Nothing in the records may be left out or altered; reproduce them all exactly.

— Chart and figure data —
= = =
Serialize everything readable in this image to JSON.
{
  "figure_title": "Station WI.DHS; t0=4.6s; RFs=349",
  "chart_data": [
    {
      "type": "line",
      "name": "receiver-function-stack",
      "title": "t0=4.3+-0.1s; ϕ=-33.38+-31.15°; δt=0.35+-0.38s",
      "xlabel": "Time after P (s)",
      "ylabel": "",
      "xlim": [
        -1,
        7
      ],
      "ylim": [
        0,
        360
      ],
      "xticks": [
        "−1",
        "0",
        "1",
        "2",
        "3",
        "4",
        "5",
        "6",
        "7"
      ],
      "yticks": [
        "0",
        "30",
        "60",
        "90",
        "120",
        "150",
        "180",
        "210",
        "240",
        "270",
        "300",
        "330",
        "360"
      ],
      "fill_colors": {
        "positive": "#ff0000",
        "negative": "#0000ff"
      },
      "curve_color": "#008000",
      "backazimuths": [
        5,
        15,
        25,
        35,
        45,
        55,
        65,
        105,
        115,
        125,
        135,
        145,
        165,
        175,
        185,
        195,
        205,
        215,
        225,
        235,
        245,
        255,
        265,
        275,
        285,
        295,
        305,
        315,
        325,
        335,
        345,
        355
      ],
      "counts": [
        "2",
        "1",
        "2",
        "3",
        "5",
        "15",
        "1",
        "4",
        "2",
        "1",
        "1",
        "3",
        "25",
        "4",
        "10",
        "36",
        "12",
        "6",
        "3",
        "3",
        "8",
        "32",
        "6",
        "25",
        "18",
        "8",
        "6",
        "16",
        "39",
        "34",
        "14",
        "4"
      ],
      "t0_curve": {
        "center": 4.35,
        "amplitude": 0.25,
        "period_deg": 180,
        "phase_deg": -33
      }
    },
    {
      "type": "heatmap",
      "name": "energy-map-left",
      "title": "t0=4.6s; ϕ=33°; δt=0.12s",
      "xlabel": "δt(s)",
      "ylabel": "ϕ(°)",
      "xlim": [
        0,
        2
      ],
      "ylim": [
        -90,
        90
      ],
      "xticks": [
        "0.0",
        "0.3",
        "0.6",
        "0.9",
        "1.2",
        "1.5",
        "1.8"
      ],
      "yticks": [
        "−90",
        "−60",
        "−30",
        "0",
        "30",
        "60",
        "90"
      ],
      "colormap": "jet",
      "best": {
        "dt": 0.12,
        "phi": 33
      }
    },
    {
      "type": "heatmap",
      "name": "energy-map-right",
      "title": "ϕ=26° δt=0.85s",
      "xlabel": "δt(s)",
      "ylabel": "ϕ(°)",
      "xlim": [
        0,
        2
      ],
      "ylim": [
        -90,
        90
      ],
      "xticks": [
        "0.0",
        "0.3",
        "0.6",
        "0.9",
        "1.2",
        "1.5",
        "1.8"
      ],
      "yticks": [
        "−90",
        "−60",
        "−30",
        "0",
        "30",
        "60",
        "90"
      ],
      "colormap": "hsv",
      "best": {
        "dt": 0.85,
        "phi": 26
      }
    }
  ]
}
= = =
— THE SOLUTION —
Serialize everything readable in this image to JSON.
{
  "figure_title": "Station WI.DHS; t0=4.6s; RFs=349",
  "chart_data": [
    {
      "type": "line",
      "name": "receiver-function-stack",
      "title": "t0=4.3+-0.1s; ϕ=-33.38+-31.15°; δt=0.35+-0.38s",
      "xlabel": "Time after P (s)",
      "ylabel": "",
      "xlim": [
        -1,
        7
      ],
      "ylim": [
        0,
        360
      ],
      "xticks": [
        "−1",
        "0",
        "1",
        "2",
        "3",
        "4",
        "5",
        "6",
        "7"
      ],
      "yticks": [
        "0",
        "30",
        "60",
        "90",
        "120",
        "150",
        "180",
        "210",
        "240",
        "270",
        "300",
        "330",
        "360"
      ],
      "fill_colors": {
        "positive": "#ff0000",
        "negative": "#0000ff"
      },
      "curve_color": "#008000",
      "backazimuths": [
        5,
        15,
        25,
        35,
        45,
        55,
        65,
        105,
        115,
        125,
        135,
        145,
        165,
        175,
        185,
        195,
        205,
        215,
        225,
        235,
        245,
        255,
        265,
        275,
        285,
        295,
        305,
        315,
        325,
        335,
        345,
        355
      ],
      "counts": [
        "2",
        "1",
        "2",
        "3",
        "5",
        "15",
        "1",
        "4",
        "2",
        "1",
        "1",
        "3",
        "25",
        "4",
        "10",
        "36",
        "12",
        "6",
        "3",
        "3",
        "8",
        "32",
        "6",
        "25",
        "18",
        "8",
        "6",
        "16",
        "39",
        "34",
        "14",
        "4"
      ],
      "t0_curve": {
        "center": 4.35,
        "amplitude": 0.25,
        "period_deg": 180,
        "phase_deg": -33
      }
    },
    {
      "type": "heatmap",
      "name": "energy-map-left",
      "title": "t0=4.6s; ϕ=33°; δt=0.12s",
      "xlabel": "δt(s)",
      "ylabel": "ϕ(°)",
      "xlim": [
        0,
        2
      ],
      "ylim": [
        -90,
        90
      ],
      "xticks": [
        "0.0",
        "0.3",
        "0.6",
        "0.9",
        "1.2",
        "1.5",
        "1.8"
      ],
      "yticks": [
        "−90",
        "−60",
        "−30",
        "0",
        "30",
        "60",
        "90"
      ],
      "colormap": "jet",
      "best": {
        "dt": 0.12,
        "phi": 33
      }
    },
    {
      "type": "heatmap",
      "name": "energy-map-right",
      "title": "ϕ=26° δt=0.85s",
      "xlabel": "δt(s)",
      "ylabel": "ϕ(°)",
      "xlim": [
        0,
        2
      ],
      "ylim": [
        -90,
        90
      ],
      "xticks": [
        "0.0",
        "0.3",
        "0.6",
        "0.9",
        "1.2",
        "1.5",
        "1.8"
      ],
      "yticks": [
        "−90",
        "−60",
        "−30",
        "0",
        "30",
        "60",
        "90"
      ],
      "colormap": "hsv",
      "best": {
        "dt": 0.85,
        "phi": 26
      }
    }
  ]
}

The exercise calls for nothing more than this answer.